**** Material provided

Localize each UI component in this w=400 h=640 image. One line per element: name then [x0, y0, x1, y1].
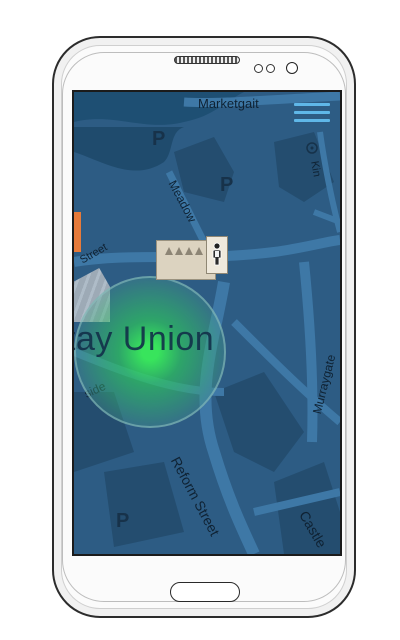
venue-tent-icon	[195, 247, 203, 255]
parking-label: P	[220, 174, 234, 196]
home-button[interactable]	[170, 582, 240, 602]
sensor-dot	[254, 64, 263, 73]
parking-label: P	[116, 510, 130, 532]
venue-tent-icon	[165, 247, 173, 255]
sensor-dot	[266, 64, 275, 73]
menu-line	[294, 111, 330, 114]
front-camera	[286, 62, 298, 74]
phone-frame: Marketgait Kin Meadow Street Murraygate …	[52, 36, 356, 618]
map-poi-marker[interactable]	[74, 212, 81, 252]
menu-line	[294, 119, 330, 122]
street-label-marketgait: Marketgait	[198, 96, 259, 111]
hamburger-menu-icon[interactable]	[292, 98, 332, 130]
venue-tent-icon	[185, 247, 193, 255]
menu-line	[294, 103, 330, 106]
street-label-kin: Kin	[308, 160, 323, 178]
map-screen[interactable]: Marketgait Kin Meadow Street Murraygate …	[72, 90, 342, 556]
person-icon[interactable]	[210, 242, 224, 266]
area-label: tay Union	[72, 320, 215, 358]
venue-tent-icon	[175, 247, 183, 255]
earpiece-speaker	[174, 56, 240, 64]
parking-label: P	[152, 128, 166, 150]
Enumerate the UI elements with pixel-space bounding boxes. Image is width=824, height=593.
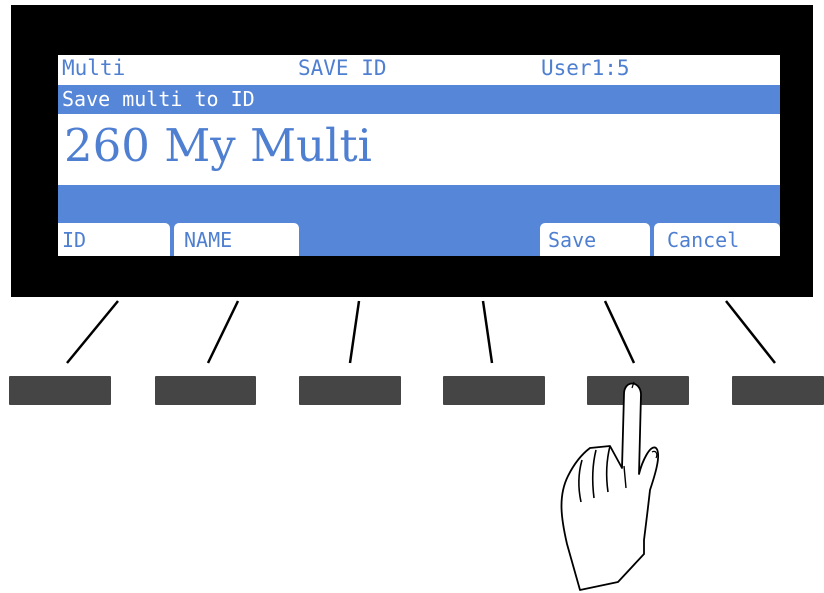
button-leader-lines [66, 300, 776, 364]
hardware-soft-button-2[interactable] [155, 376, 256, 405]
soft-button-labels: ID NAME Save Cancel [58, 223, 780, 256]
soft-button-name-label: NAME [184, 228, 233, 252]
soft-button-name[interactable]: NAME [174, 223, 299, 256]
pointing-hand-icon [560, 381, 660, 591]
subtitle-text: Save multi to ID [62, 87, 255, 111]
hardware-soft-button-5[interactable] [587, 376, 689, 405]
soft-button-id-label: ID [62, 228, 87, 252]
bank-indicator: User1:5 [541, 56, 630, 80]
hardware-soft-button-3[interactable] [299, 376, 401, 405]
lcd-screen: Multi SAVE ID User1:5 Save multi to ID 2… [58, 55, 780, 256]
page-title: SAVE ID [298, 56, 387, 80]
soft-button-cancel-label: Cancel [667, 228, 740, 252]
hardware-soft-button-4[interactable] [443, 376, 545, 405]
soft-button-save-label: Save [548, 228, 597, 252]
soft-button-cancel[interactable]: Cancel [654, 223, 780, 256]
hardware-soft-button-6[interactable] [732, 376, 824, 405]
soft-button-save[interactable]: Save [540, 223, 650, 256]
soft-button-id[interactable]: ID [58, 223, 170, 256]
hardware-soft-button-1[interactable] [9, 376, 111, 405]
multi-id-name-value: 260 My Multi [64, 119, 372, 172]
subtitle-bar: Save multi to ID [58, 85, 780, 114]
mode-label: Multi [62, 56, 126, 80]
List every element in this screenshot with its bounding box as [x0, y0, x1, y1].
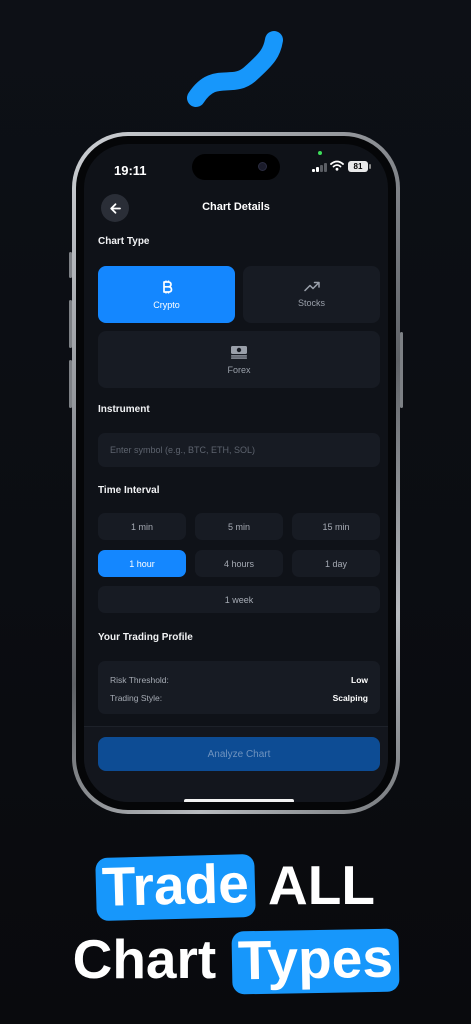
interval-15-min[interactable]: 15 min	[292, 513, 380, 540]
tagline-word-chart: Chart	[72, 928, 217, 990]
page-title: Chart Details	[202, 201, 270, 213]
interval-4-hours[interactable]: 4 hours	[195, 550, 283, 577]
money-icon	[231, 345, 247, 359]
instrument-field[interactable]	[98, 433, 380, 467]
wifi-icon	[330, 160, 344, 171]
trading-style-value: Scalping	[332, 693, 368, 703]
interval-1-week[interactable]: 1 week	[98, 586, 380, 613]
battery-tip	[369, 164, 371, 169]
chart-type-stocks-label: Stocks	[297, 298, 325, 308]
trading-profile-label: Your Trading Profile	[98, 632, 193, 643]
phone-power-button	[400, 332, 403, 408]
privacy-indicator	[318, 151, 322, 155]
interval-1-day[interactable]: 1 day	[292, 550, 380, 577]
camera-icon	[258, 162, 267, 171]
time-interval-label: Time Interval	[98, 485, 160, 496]
profile-row-risk: Risk Threshold: Low	[110, 671, 368, 689]
interval-1-hour[interactable]: 1 hour	[98, 550, 186, 577]
phone-volume-down	[69, 360, 72, 408]
phone-frame: 19:11 81 Chart Details Chart Type Crypto…	[69, 132, 403, 814]
phone-volume-up	[69, 300, 72, 348]
bitcoin-icon	[162, 280, 172, 293]
tagline-word-all: ALL	[268, 854, 375, 916]
chart-type-label: Chart Type	[98, 236, 150, 247]
battery-icon: 81	[348, 161, 368, 172]
trading-profile-card: Risk Threshold: Low Trading Style: Scalp…	[98, 661, 380, 714]
instrument-input[interactable]	[110, 445, 380, 455]
chart-type-stocks[interactable]: Stocks	[243, 266, 380, 323]
tagline-highlight-types: Types	[230, 927, 399, 995]
home-indicator[interactable]	[184, 799, 294, 802]
interval-5-min[interactable]: 5 min	[195, 513, 283, 540]
phone-action-button	[69, 252, 72, 278]
interval-1-min[interactable]: 1 min	[98, 513, 186, 540]
chart-type-forex[interactable]: Forex	[98, 331, 380, 388]
risk-threshold-key: Risk Threshold:	[110, 675, 169, 685]
chart-type-forex-label: Forex	[227, 364, 251, 375]
risk-threshold-value: Low	[351, 675, 368, 685]
trending-up-icon	[303, 281, 320, 292]
tagline-highlight-trade: Trade	[95, 852, 256, 922]
chart-type-crypto[interactable]: Crypto	[98, 266, 235, 323]
status-time: 19:11	[114, 163, 147, 178]
chart-type-crypto-label: Crypto	[153, 299, 180, 310]
tagline-line-2: Chart Types	[0, 927, 471, 995]
profile-row-style: Trading Style: Scalping	[110, 689, 368, 707]
squiggle-decoration	[187, 31, 283, 107]
analyze-chart-button[interactable]: Analyze Chart	[98, 737, 380, 771]
instrument-label: Instrument	[98, 404, 150, 415]
trading-style-key: Trading Style:	[110, 693, 163, 703]
cellular-signal-icon	[312, 162, 327, 172]
tagline-line-1: Trade ALL	[0, 852, 471, 922]
app-screen: 19:11 81 Chart Details Chart Type Crypto…	[84, 144, 388, 802]
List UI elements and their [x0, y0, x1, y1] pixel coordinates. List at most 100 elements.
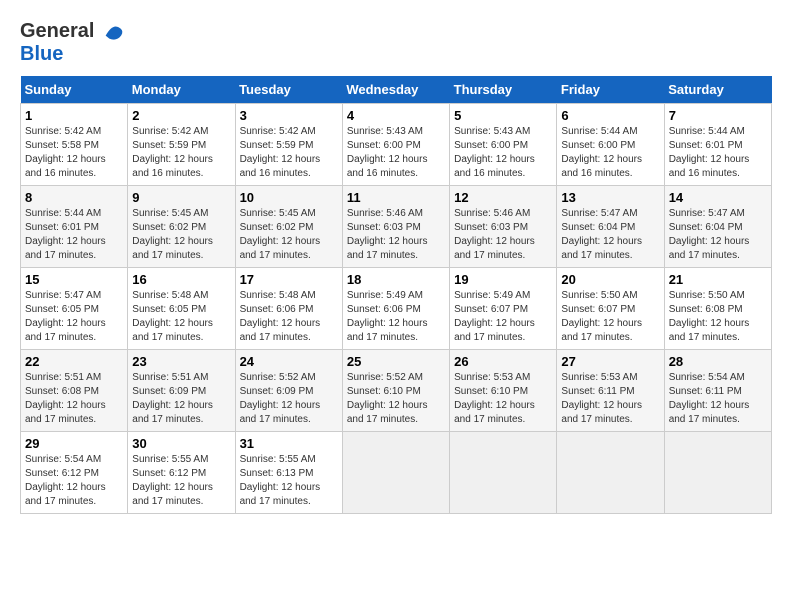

********

[Stated exercise]
Rewrite the lines of the data starting at the line that contains "button-leader-lines [66, 300, 776, 364]" and ending at the line that contains "soft-button-name[interactable]: NAME [174, 223, 299, 256]", with "Cancel" renamed to "Dismiss" and everything else left unchanged.

[Worked solution]
button-leader-lines [66, 300, 776, 364]
hardware-soft-button-2[interactable] [155, 376, 256, 405]
soft-button-labels: ID NAME Save Dismiss [58, 223, 780, 256]
soft-button-name-label: NAME [184, 228, 233, 252]
soft-button-name[interactable]: NAME [174, 223, 299, 256]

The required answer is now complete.